Some records
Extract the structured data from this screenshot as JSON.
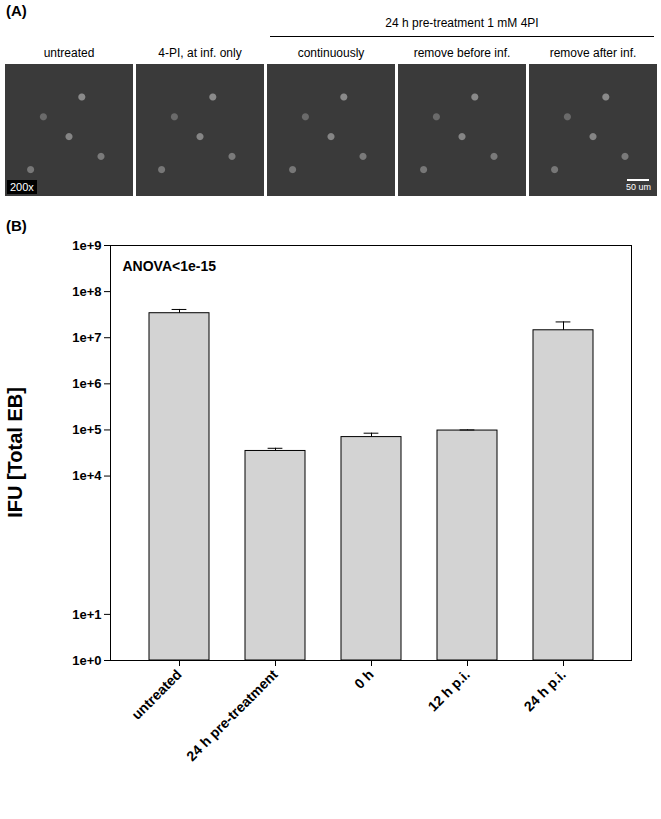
{
  "panel_a": {
    "label": "(A)",
    "images": [
      "untreated",
      "4-PI, at inf. only",
      "continuously",
      "remove before inf.",
      "remove after inf."
    ],
    "group_label": "24 h pre-treatment  1 mM 4PI",
    "magnification": "200x",
    "scale_bar": "50 um"
  },
  "chart_data": {
    "type": "bar",
    "title": "(B)",
    "annotations": [
      "ANOVA<1e-15"
    ],
    "y_label": "IFU [Total EB]",
    "categories": [
      "untreated",
      "24 h pre-treatment",
      "0 h",
      "12 h p.i.",
      "24 h p.i."
    ],
    "values": [
      34000000,
      35000,
      70000,
      97000,
      14500000
    ],
    "errors": [
      7000000,
      5000,
      15000,
      3000,
      7500000
    ],
    "color": "#d3d3d3",
    "log": "y",
    "ylim": [
      1,
      1000000000
    ],
    "yticks": [
      {
        "value": 1,
        "label": "1e+0"
      },
      {
        "value": 10,
        "label": "1e+1"
      },
      {
        "value": 10000,
        "label": "1e+4"
      },
      {
        "value": 100000,
        "label": "1e+5"
      },
      {
        "value": 1000000,
        "label": "1e+6"
      },
      {
        "value": 10000000,
        "label": "1e+7"
      },
      {
        "value": 100000000,
        "label": "1e+8"
      },
      {
        "value": 1000000000,
        "label": "1e+9"
      }
    ],
    "grid": false
  }
}
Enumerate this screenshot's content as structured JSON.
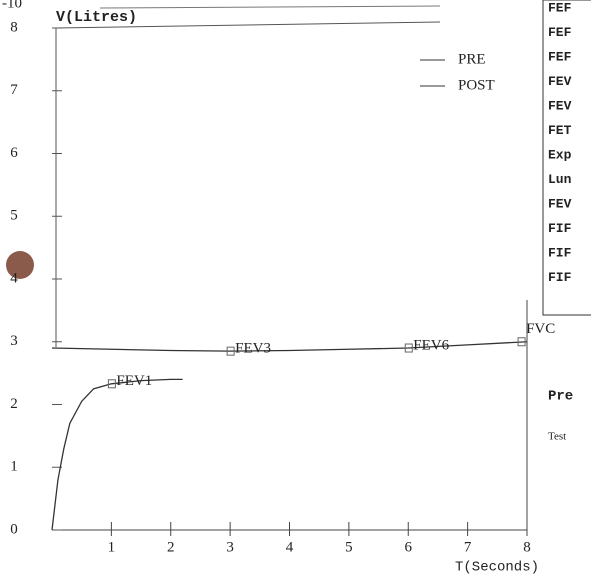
{
  "chart_data": {
    "type": "line",
    "top_fragment": "-10",
    "y_label": "V(Litres)",
    "x_label": "T(Seconds)",
    "xlim": [
      0,
      8
    ],
    "ylim": [
      0,
      8
    ],
    "xticks": [
      1,
      2,
      3,
      4,
      5,
      6,
      7,
      8
    ],
    "yticks": [
      0,
      1,
      2,
      3,
      4,
      5,
      6,
      7,
      8
    ],
    "legend": "upper right",
    "series": [
      {
        "name": "PRE",
        "color": "#333333",
        "x": [
          0,
          0.1,
          0.2,
          0.3,
          0.5,
          0.7,
          1,
          1.5,
          2,
          2.2
        ],
        "values": [
          0,
          0.8,
          1.3,
          1.7,
          2.05,
          2.25,
          2.33,
          2.38,
          2.4,
          2.4
        ]
      },
      {
        "name": "POST",
        "color": "#333333",
        "x": [
          0,
          1,
          2,
          3,
          4,
          5,
          6,
          7,
          8
        ],
        "values": [
          2.9,
          2.88,
          2.86,
          2.85,
          2.86,
          2.88,
          2.9,
          2.95,
          3.0
        ]
      }
    ],
    "annotations": [
      {
        "text": "FEV1",
        "x": 1,
        "y": 2.33
      },
      {
        "text": "FEV3",
        "x": 3,
        "y": 2.85
      },
      {
        "text": "FEV6",
        "x": 6,
        "y": 2.9
      },
      {
        "text": "FVC",
        "x": 7.9,
        "y": 3.0
      }
    ]
  },
  "side_panel": {
    "rows": [
      "FEF",
      "FEF",
      "FEF",
      "FEV",
      "FEV",
      "FET",
      "Exp",
      "Lun",
      "FEV",
      "FIF",
      "FIF",
      "FIF"
    ],
    "heading": "Pre",
    "note": "Test"
  }
}
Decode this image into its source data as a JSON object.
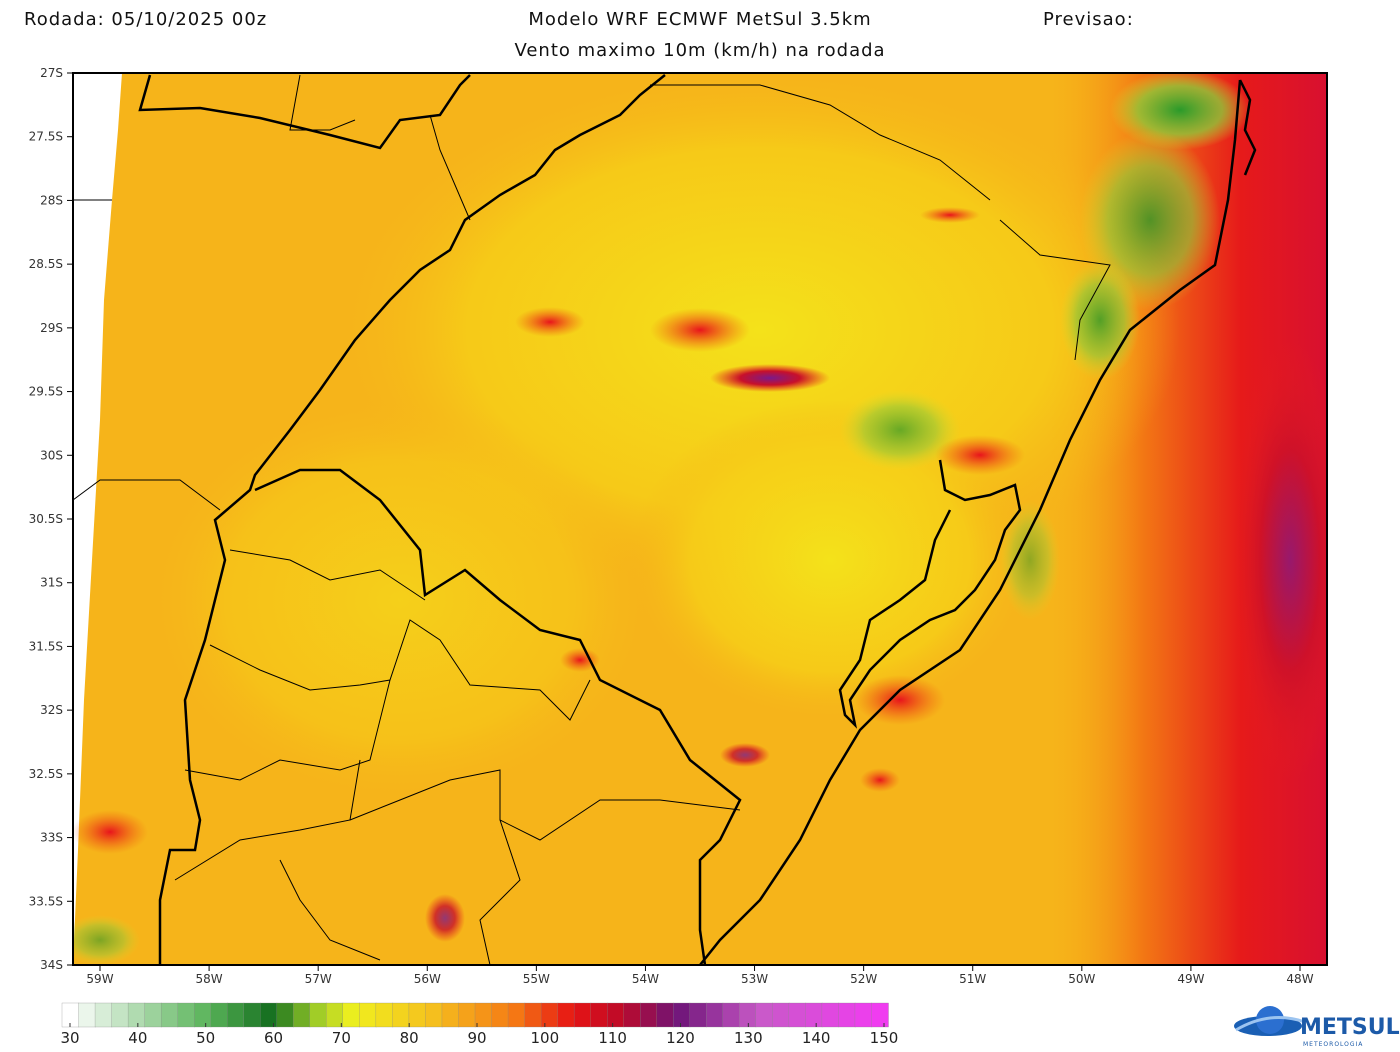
{
  "header": {
    "run": "Rodada: 05/10/2025 00z",
    "model": "Modelo WRF ECMWF MetSul 3.5km",
    "forecast": "Previsao:",
    "subtitle": "Vento maximo 10m (km/h) na rodada"
  },
  "map": {
    "lat_labels": [
      "27S",
      "27.5S",
      "28S",
      "28.5S",
      "29S",
      "29.5S",
      "30S",
      "30.5S",
      "31S",
      "31.5S",
      "32S",
      "32.5S",
      "33S",
      "33.5S",
      "34S"
    ],
    "lon_labels": [
      "59W",
      "58W",
      "57W",
      "56W",
      "55W",
      "54W",
      "53W",
      "52W",
      "51W",
      "50W",
      "49W",
      "48W"
    ]
  },
  "colorbar": {
    "ticks": [
      30,
      40,
      50,
      60,
      70,
      80,
      90,
      100,
      110,
      120,
      130,
      140,
      150
    ]
  },
  "logo": {
    "name": "METSUL",
    "tagline": "METEOROLOGIA"
  }
}
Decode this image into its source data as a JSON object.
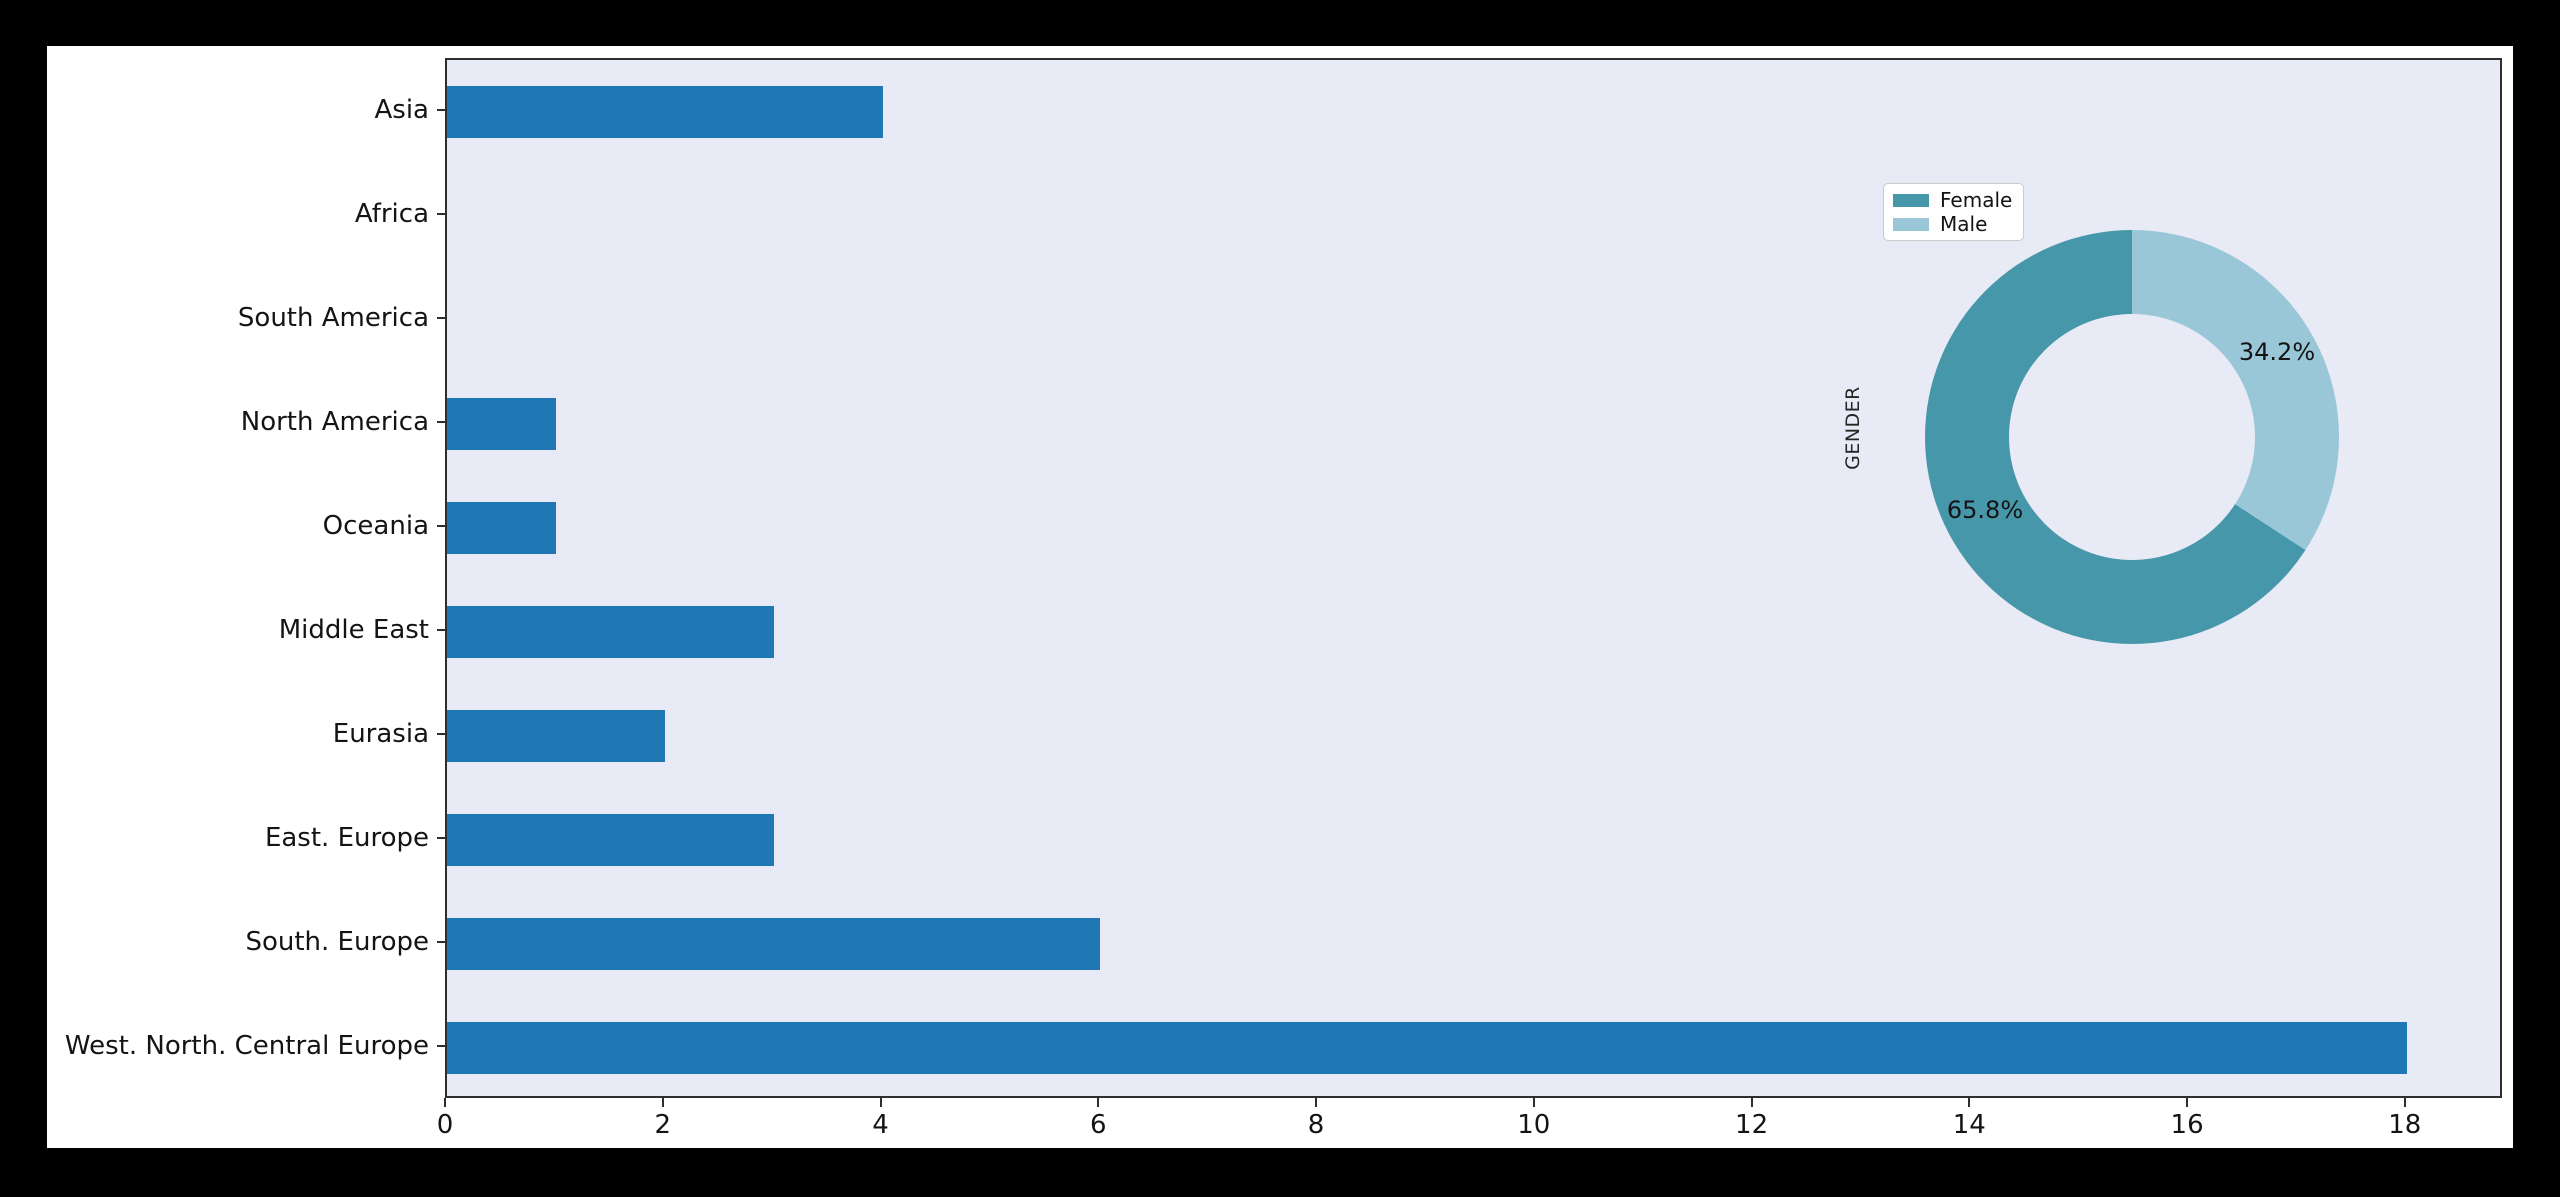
{
  "colors": {
    "page_background": "#000000",
    "figure_background": "#ffffff",
    "plot_background": "#e8eaf5",
    "bar_color": "#1f77b4",
    "female_color": "#4797ab",
    "male_color": "#99c7d8",
    "axis_color": "#2e2e2e",
    "text_color": "#141414"
  },
  "chart_data": [
    {
      "type": "bar",
      "orientation": "horizontal",
      "title": "",
      "xlabel": "",
      "ylabel": "",
      "categories": [
        "Asia",
        "Africa",
        "South America",
        "North America",
        "Oceania",
        "Middle East",
        "Eurasia",
        "East. Europe",
        "South. Europe",
        "West. North. Central Europe"
      ],
      "values": [
        4,
        0,
        0,
        1,
        1,
        3,
        2,
        3,
        6,
        18
      ],
      "x_ticks": [
        0,
        2,
        4,
        6,
        8,
        10,
        12,
        14,
        16,
        18
      ],
      "xlim": [
        0,
        18.9
      ],
      "grid": false,
      "bar_color": "#1f77b4",
      "plot_background": "#e8eaf5",
      "bar_rel_height": 0.5
    },
    {
      "type": "pie",
      "donut": true,
      "ylabel": "GENDER",
      "start_angle": "top",
      "direction": "clockwise",
      "clockwise_draw_order": [
        1,
        0
      ],
      "inner_radius_ratio": 0.595,
      "legend_position": "upper left",
      "slices": [
        {
          "label": "Female",
          "value": 65.8,
          "pct_label": "65.8%",
          "color": "#4797ab"
        },
        {
          "label": "Male",
          "value": 34.2,
          "pct_label": "34.2%",
          "color": "#99c7d8"
        }
      ]
    }
  ]
}
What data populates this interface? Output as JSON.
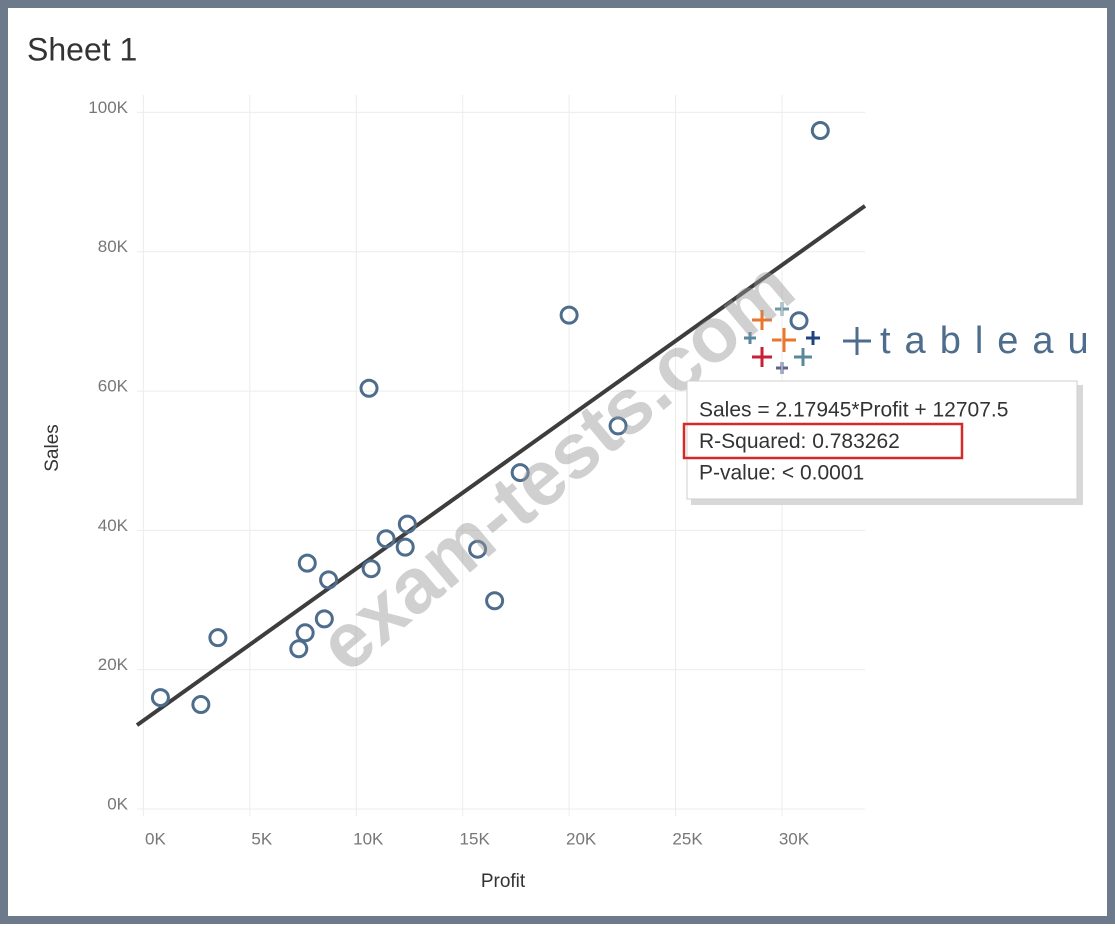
{
  "chart_data": {
    "type": "scatter",
    "title": "Sheet 1",
    "x_label": "Profit",
    "y_label": "Sales",
    "x": [
      800,
      2700,
      3500,
      7300,
      7600,
      7700,
      8500,
      8700,
      10600,
      10700,
      11400,
      12300,
      12400,
      15700,
      16500,
      17700,
      20000,
      22300,
      30800,
      31800
    ],
    "values": [
      16000,
      15000,
      24600,
      23000,
      25300,
      35300,
      27300,
      32900,
      60400,
      34500,
      38800,
      37600,
      40900,
      37300,
      29900,
      48300,
      70900,
      55000,
      70100,
      97400
    ],
    "color": "#4e6d8c",
    "xlim": [
      -300,
      33900
    ],
    "xticks": [
      {
        "value": 0,
        "label": "0K"
      },
      {
        "value": 5000,
        "label": "5K"
      },
      {
        "value": 10000,
        "label": "10K"
      },
      {
        "value": 15000,
        "label": "15K"
      },
      {
        "value": 20000,
        "label": "20K"
      },
      {
        "value": 25000,
        "label": "25K"
      },
      {
        "value": 30000,
        "label": "30K"
      }
    ],
    "ylim": [
      -1000,
      102500
    ],
    "yticks": [
      {
        "value": 0,
        "label": "0K"
      },
      {
        "value": 20000,
        "label": "20K"
      },
      {
        "value": 40000,
        "label": "40K"
      },
      {
        "value": 60000,
        "label": "60K"
      },
      {
        "value": 80000,
        "label": "80K"
      },
      {
        "value": 100000,
        "label": "100K"
      }
    ],
    "grid": true,
    "trendline": {
      "slope": 2.17945,
      "intercept": 12707.5,
      "color": "#3d3d3d"
    },
    "tooltip": [
      "Sales = 2.17945*Profit + 12707.5",
      "R-Squared: 0.783262",
      "P-value: < 0.0001"
    ],
    "logo": "tableau",
    "watermark": "exam-tests.com"
  }
}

Goal: Tell how many lines include "Europe". The number is the whole answer.

Written response: 3